:: GOAL ::
Output an exact reproduction of the data.

# start of RECORDS SHOWN

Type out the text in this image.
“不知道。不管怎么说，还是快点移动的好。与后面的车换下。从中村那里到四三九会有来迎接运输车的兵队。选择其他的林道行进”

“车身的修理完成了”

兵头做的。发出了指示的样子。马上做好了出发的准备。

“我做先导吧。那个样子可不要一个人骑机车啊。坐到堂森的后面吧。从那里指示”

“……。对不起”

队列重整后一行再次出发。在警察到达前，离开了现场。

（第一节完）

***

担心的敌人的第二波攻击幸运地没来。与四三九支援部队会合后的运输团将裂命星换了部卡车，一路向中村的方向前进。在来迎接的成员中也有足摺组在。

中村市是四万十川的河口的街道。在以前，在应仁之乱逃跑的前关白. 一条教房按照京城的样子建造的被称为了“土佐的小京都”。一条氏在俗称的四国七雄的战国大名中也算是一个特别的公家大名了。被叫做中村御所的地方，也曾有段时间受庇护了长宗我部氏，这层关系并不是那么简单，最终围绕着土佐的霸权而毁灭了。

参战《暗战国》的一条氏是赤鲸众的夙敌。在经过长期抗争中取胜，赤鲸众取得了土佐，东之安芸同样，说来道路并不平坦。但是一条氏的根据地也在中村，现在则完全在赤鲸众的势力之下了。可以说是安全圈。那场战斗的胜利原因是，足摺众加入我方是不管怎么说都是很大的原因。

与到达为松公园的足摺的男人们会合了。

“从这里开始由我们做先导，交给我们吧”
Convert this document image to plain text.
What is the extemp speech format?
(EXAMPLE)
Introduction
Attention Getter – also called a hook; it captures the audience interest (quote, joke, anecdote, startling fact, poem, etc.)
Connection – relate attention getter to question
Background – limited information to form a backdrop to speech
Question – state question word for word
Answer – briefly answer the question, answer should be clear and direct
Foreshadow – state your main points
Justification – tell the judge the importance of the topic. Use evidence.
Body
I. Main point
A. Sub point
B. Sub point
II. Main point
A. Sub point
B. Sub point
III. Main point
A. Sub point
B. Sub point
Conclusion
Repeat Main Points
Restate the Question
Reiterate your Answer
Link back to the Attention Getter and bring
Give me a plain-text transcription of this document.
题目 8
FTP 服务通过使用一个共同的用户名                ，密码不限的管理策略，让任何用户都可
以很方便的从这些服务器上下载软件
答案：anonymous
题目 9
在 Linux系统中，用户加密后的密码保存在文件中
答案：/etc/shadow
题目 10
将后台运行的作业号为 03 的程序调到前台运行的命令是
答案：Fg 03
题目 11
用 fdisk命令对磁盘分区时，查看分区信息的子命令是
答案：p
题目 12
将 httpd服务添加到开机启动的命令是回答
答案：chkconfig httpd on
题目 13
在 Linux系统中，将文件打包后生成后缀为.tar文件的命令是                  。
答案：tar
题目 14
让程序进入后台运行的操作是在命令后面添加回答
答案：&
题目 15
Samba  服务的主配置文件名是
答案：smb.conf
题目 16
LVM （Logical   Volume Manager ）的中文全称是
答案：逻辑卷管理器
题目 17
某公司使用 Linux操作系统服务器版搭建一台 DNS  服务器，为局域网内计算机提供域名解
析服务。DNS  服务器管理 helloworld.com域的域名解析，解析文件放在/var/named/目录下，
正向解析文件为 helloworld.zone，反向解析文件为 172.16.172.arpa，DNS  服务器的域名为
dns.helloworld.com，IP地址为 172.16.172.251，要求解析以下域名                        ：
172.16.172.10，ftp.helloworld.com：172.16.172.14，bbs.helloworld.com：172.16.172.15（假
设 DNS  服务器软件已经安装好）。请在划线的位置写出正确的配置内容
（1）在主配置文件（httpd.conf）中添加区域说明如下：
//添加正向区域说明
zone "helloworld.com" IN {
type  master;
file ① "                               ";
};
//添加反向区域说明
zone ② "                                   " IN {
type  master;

# end of RECORDS SHOWN

:: EXERCISE ANSWER ::
Type out the text in this image.
“不知道。不管怎么说，还是快点移动的好。与后面的车换下。从中村那里到四三九会有来迎接运输车的兵队。选择其他的林道行进”

“车身的修理完成了”

兵头做的。发出了指示的样子。马上做好了出发的准备。

“我做先导吧。那个样子可不要一个人骑机车啊。坐到堂森的后面吧。从那里指示”

“……。对不起”

队列重整后一行再次出发。在警察到达前，离开了现场。

（第一节完）

***

担心的敌人的第二波攻击幸运地没来。与四三九支援部队会合后的运输团将裂命星换了部卡车，一路向中村的方向前进。在来迎接的成员中也有足摺组在。

中村市是四万十川的河口的街道。在以前，在应仁之乱逃跑的前关白. 一条教房按照京城的样子建造的被称为了“土佐的小京都”。一条氏在俗称的四国七雄的战国大名中也算是一个特别的公家大名了。被叫做中村御所的地方，也曾有段时间受庇护了长宗我部氏，这层关系并不是那么简单，最终围绕着土佐的霸权而毁灭了。

参战《暗战国》的一条氏是赤鲸众的夙敌。在经过长期抗争中取胜，赤鲸众取得了土佐，东之安芸同样，说来道路并不平坦。但是一条氏的根据地也在中村，现在则完全在赤鲸众的势力之下了。可以说是安全圈。那场战斗的胜利原因是，足摺众加入我方是不管怎么说都是很大的原因。

与到达为松公园的足摺的男人们会合了。

“从这里开始由我们做先导，交给我们吧”
Convert this document image to plain text.
What is the extemp speech format?
(EXAMPLE)
Introduction
Attention Getter – also called a hook; it captures the audience interest (quote, joke, anecdote, startling fact, poem, etc.)
Connection – relate attention getter to question
Background – limited information to form a backdrop to speech
Question – state question word for word
Answer – briefly answer the question, answer should be clear and direct
Foreshadow – state your main points
Justification – tell the judge the importance of the topic. Use evidence.
Body
I. Main point
A. Sub point
B. Sub point
II. Main point
A. Sub point
B. Sub point
III. Main point
A. Sub point
B. Sub point
Conclusion
Repeat Main Points
Restate the Question
Reiterate your Answer
Link back to the Attention Getter and bring
Give me a plain-text transcription of this document.
题目 8
FTP 服务通过使用一个共同的用户名                ，密码不限的管理策略，让任何用户都可
以很方便的从这些服务器上下载软件
答案：anonymous
题目 9
在 Linux系统中，用户加密后的密码保存在文件中
答案：/etc/shadow
题目 10
将后台运行的作业号为 03 的程序调到前台运行的命令是
答案：Fg 03
题目 11
用 fdisk命令对磁盘分区时，查看分区信息的子命令是
答案：p
题目 12
将 httpd服务添加到开机启动的命令是回答
答案：chkconfig httpd on
题目 13
在 Linux系统中，将文件打包后生成后缀为.tar文件的命令是                  。
答案：tar
题目 14
让程序进入后台运行的操作是在命令后面添加回答
答案：&
题目 15
Samba  服务的主配置文件名是
答案：smb.conf
题目 16
LVM （Logical   Volume Manager ）的中文全称是
答案：逻辑卷管理器
题目 17
某公司使用 Linux操作系统服务器版搭建一台 DNS  服务器，为局域网内计算机提供域名解
析服务。DNS  服务器管理 helloworld.com域的域名解析，解析文件放在/var/named/目录下，
正向解析文件为 helloworld.zone，反向解析文件为 172.16.172.arpa，DNS  服务器的域名为
dns.helloworld.com，IP地址为 172.16.172.251，要求解析以下域名                        ：
172.16.172.10，ftp.helloworld.com：172.16.172.14，bbs.helloworld.com：172.16.172.15（假
设 DNS  服务器软件已经安装好）。请在划线的位置写出正确的配置内容
（1）在主配置文件（httpd.conf）中添加区域说明如下：
//添加正向区域说明
zone "helloworld.com" IN {
type  master;
file ① "                               ";
};
//添加反向区域说明
zone ② "                                   " IN {
type  master;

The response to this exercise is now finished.